» Directions:
Reproduce each line bearing the word "nhiệm".

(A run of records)
* BEGIN *

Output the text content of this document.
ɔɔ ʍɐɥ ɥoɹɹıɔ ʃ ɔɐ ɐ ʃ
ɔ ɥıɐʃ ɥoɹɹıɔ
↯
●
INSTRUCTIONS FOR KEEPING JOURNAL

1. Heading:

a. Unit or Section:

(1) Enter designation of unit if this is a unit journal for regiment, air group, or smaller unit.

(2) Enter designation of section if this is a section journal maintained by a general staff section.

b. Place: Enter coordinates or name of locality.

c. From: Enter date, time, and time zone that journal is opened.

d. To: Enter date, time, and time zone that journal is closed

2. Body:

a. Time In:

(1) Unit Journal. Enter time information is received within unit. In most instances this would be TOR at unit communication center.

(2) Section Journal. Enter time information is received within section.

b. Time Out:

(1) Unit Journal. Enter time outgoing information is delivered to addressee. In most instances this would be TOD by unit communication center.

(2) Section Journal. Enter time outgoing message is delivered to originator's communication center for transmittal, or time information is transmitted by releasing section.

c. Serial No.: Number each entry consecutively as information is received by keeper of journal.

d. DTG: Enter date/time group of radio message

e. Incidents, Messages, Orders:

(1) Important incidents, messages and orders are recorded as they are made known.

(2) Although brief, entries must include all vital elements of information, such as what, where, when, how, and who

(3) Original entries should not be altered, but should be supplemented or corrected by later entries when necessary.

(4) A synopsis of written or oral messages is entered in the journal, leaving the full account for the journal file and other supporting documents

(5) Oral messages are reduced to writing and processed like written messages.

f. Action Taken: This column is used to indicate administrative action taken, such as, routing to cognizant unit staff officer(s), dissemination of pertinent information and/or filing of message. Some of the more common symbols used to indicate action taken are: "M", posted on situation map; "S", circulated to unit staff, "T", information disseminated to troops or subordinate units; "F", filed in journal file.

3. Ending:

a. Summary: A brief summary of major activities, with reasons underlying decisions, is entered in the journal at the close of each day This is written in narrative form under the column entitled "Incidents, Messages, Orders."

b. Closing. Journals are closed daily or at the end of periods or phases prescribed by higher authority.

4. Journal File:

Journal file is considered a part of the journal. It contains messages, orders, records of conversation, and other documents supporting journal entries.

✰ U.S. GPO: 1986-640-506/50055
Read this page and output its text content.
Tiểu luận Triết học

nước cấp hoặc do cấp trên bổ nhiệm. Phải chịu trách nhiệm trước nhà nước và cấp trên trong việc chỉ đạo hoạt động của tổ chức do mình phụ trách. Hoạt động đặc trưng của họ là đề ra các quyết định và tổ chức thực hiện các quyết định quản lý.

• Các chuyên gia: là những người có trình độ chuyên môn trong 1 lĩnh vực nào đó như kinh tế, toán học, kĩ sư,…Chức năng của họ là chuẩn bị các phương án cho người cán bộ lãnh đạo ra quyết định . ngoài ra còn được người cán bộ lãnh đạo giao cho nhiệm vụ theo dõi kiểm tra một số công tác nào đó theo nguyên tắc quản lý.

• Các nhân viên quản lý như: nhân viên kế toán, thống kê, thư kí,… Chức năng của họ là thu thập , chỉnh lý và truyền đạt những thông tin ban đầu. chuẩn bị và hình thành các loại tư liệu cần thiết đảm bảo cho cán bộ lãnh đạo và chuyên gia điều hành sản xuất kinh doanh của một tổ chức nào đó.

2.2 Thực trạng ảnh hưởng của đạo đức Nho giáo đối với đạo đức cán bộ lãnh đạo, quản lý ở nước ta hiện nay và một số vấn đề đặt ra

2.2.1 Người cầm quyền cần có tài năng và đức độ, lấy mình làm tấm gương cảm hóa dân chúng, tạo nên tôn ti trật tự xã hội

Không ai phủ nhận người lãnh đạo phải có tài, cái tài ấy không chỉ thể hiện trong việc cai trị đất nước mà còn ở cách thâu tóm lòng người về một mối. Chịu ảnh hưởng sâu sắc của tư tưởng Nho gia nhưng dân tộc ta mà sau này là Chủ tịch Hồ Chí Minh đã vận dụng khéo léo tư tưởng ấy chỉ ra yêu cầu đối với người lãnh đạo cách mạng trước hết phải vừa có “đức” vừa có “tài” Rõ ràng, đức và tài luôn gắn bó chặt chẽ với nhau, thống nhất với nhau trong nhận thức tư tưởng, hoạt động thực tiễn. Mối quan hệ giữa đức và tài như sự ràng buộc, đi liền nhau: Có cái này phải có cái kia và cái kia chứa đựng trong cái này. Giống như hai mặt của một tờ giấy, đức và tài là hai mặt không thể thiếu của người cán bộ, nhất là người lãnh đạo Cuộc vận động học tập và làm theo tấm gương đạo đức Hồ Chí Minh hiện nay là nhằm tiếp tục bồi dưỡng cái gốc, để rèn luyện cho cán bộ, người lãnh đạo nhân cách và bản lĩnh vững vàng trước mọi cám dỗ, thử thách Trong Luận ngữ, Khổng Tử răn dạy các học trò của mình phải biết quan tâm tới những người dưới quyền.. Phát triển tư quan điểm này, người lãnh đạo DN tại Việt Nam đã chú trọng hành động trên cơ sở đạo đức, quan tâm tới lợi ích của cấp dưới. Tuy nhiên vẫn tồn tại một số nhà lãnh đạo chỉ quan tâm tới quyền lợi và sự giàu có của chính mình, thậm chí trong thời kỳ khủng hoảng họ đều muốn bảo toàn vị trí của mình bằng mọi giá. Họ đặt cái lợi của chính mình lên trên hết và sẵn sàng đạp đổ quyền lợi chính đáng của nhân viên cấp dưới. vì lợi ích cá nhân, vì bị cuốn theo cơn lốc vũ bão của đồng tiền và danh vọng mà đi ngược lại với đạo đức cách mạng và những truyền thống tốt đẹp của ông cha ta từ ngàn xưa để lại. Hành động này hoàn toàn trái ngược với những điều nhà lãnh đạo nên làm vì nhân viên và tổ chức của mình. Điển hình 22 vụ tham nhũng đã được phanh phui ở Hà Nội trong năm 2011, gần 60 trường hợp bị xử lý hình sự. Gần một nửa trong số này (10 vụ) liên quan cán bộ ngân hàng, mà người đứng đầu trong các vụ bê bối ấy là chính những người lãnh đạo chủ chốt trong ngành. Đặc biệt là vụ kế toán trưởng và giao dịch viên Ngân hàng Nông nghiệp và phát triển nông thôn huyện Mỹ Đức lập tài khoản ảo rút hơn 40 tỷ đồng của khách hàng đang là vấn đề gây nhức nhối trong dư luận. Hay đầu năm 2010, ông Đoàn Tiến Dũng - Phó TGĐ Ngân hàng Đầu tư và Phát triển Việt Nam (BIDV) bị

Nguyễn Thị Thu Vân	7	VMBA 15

* END *

» The completed task:
nước cấp hoặc do cấp trên bổ nhiệm. Phải chịu trách nhiệm trước nhà nước và cấp trên trong việc chỉ đạo hoạt động của tổ chức do mình phụ trách. Hoạt động đặc trưng của họ là đề ra các quyết định và tổ chức thực hiện các quyết định quản lý.
• Các chuyên gia: là những người có trình độ chuyên môn trong 1 lĩnh vực nào đó như kinh tế, toán học, kĩ sư,…Chức năng của họ là chuẩn bị các phương án cho người cán bộ lãnh đạo ra quyết định . ngoài ra còn được người cán bộ lãnh đạo giao cho nhiệm vụ theo dõi kiểm tra một số công tác nào đó theo nguyên tắc quản lý.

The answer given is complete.